Extracted records

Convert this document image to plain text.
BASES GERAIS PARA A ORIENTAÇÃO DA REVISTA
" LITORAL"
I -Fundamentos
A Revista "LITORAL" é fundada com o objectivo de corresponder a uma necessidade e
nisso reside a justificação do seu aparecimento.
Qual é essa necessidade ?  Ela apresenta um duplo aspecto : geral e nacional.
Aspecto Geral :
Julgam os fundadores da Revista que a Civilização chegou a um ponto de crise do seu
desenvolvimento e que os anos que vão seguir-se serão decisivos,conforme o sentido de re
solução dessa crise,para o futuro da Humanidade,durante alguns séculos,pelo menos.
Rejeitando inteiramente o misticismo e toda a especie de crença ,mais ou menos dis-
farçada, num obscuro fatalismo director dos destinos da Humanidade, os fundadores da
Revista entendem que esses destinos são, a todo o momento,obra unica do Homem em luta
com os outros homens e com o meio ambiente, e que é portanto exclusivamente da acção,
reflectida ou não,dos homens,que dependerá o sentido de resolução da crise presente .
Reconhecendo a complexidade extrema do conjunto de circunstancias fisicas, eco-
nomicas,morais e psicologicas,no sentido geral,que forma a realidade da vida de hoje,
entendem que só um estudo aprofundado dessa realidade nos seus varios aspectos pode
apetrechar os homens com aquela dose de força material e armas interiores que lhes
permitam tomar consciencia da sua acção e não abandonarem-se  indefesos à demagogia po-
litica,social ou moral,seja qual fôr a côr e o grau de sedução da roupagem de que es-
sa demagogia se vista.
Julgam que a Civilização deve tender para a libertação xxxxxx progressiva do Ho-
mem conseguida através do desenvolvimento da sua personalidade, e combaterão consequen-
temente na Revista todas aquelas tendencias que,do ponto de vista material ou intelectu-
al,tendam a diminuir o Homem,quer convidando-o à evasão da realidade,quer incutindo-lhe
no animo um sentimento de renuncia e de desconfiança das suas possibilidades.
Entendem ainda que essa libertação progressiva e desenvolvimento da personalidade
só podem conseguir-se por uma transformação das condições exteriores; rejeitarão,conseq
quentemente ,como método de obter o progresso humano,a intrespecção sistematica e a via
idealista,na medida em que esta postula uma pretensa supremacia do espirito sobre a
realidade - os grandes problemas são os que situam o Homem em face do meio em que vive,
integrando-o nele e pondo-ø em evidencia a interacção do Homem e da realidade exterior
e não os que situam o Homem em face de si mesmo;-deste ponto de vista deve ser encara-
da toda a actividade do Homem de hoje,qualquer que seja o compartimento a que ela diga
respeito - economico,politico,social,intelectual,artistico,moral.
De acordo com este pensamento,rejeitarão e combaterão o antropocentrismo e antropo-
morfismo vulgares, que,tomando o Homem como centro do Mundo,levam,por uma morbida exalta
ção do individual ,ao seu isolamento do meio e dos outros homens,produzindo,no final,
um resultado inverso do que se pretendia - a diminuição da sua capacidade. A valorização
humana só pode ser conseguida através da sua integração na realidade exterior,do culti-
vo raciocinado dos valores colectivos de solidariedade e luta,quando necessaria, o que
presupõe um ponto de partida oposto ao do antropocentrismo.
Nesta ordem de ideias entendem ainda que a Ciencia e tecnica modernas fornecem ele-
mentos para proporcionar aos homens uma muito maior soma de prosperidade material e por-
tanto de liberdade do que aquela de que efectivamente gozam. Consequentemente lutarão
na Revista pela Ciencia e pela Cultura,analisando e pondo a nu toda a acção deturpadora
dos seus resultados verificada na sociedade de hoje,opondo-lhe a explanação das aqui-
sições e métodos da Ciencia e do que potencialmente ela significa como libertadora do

## WHAT TO PRODUCE
Could you quote the material above in full, exactly as it stands?

## RESPONSE TO THE EXERCISE
Convert this document image to plain text.
BASES GERAIS PARA A ORIENTAÇÃO DA REVISTA
" LITORAL"
I -Fundamentos
A Revista "LITORAL" é fundada com o objectivo de corresponder a uma necessidade e
nisso reside a justificação do seu aparecimento.
Qual é essa necessidade ?  Ela apresenta um duplo aspecto : geral e nacional.
Aspecto Geral :
Julgam os fundadores da Revista que a Civilização chegou a um ponto de crise do seu
desenvolvimento e que os anos que vão seguir-se serão decisivos,conforme o sentido de re
solução dessa crise,para o futuro da Humanidade,durante alguns séculos,pelo menos.
Rejeitando inteiramente o misticismo e toda a especie de crença ,mais ou menos dis-
farçada, num obscuro fatalismo director dos destinos da Humanidade, os fundadores da
Revista entendem que esses destinos são, a todo o momento,obra unica do Homem em luta
com os outros homens e com o meio ambiente, e que é portanto exclusivamente da acção,
reflectida ou não,dos homens,que dependerá o sentido de resolução da crise presente .
Reconhecendo a complexidade extrema do conjunto de circunstancias fisicas, eco-
nomicas,morais e psicologicas,no sentido geral,que forma a realidade da vida de hoje,
entendem que só um estudo aprofundado dessa realidade nos seus varios aspectos pode
apetrechar os homens com aquela dose de força material e armas interiores que lhes
permitam tomar consciencia da sua acção e não abandonarem-se  indefesos à demagogia po-
litica,social ou moral,seja qual fôr a côr e o grau de sedução da roupagem de que es-
sa demagogia se vista.
Julgam que a Civilização deve tender para a libertação xxxxxx progressiva do Ho-
mem conseguida através do desenvolvimento da sua personalidade, e combaterão consequen-
temente na Revista todas aquelas tendencias que,do ponto de vista material ou intelectu-
al,tendam a diminuir o Homem,quer convidando-o à evasão da realidade,quer incutindo-lhe
no animo um sentimento de renuncia e de desconfiança das suas possibilidades.
Entendem ainda que essa libertação progressiva e desenvolvimento da personalidade
só podem conseguir-se por uma transformação das condições exteriores; rejeitarão,conseq
quentemente ,como método de obter o progresso humano,a intrespecção sistematica e a via
idealista,na medida em que esta postula uma pretensa supremacia do espirito sobre a
realidade - os grandes problemas são os que situam o Homem em face do meio em que vive,
integrando-o nele e pondo-ø em evidencia a interacção do Homem e da realidade exterior
e não os que situam o Homem em face de si mesmo;-deste ponto de vista deve ser encara-
da toda a actividade do Homem de hoje,qualquer que seja o compartimento a que ela diga
respeito - economico,politico,social,intelectual,artistico,moral.
De acordo com este pensamento,rejeitarão e combaterão o antropocentrismo e antropo-
morfismo vulgares, que,tomando o Homem como centro do Mundo,levam,por uma morbida exalta
ção do individual ,ao seu isolamento do meio e dos outros homens,produzindo,no final,
um resultado inverso do que se pretendia - a diminuição da sua capacidade. A valorização
humana só pode ser conseguida através da sua integração na realidade exterior,do culti-
vo raciocinado dos valores colectivos de solidariedade e luta,quando necessaria, o que
presupõe um ponto de partida oposto ao do antropocentrismo.
Nesta ordem de ideias entendem ainda que a Ciencia e tecnica modernas fornecem ele-
mentos para proporcionar aos homens uma muito maior soma de prosperidade material e por-
tanto de liberdade do que aquela de que efectivamente gozam. Consequentemente lutarão
na Revista pela Ciencia e pela Cultura,analisando e pondo a nu toda a acção deturpadora
dos seus resultados verificada na sociedade de hoje,opondo-lhe a explanação das aqui-
sições e métodos da Ciencia e do que potencialmente ela significa como libertadora do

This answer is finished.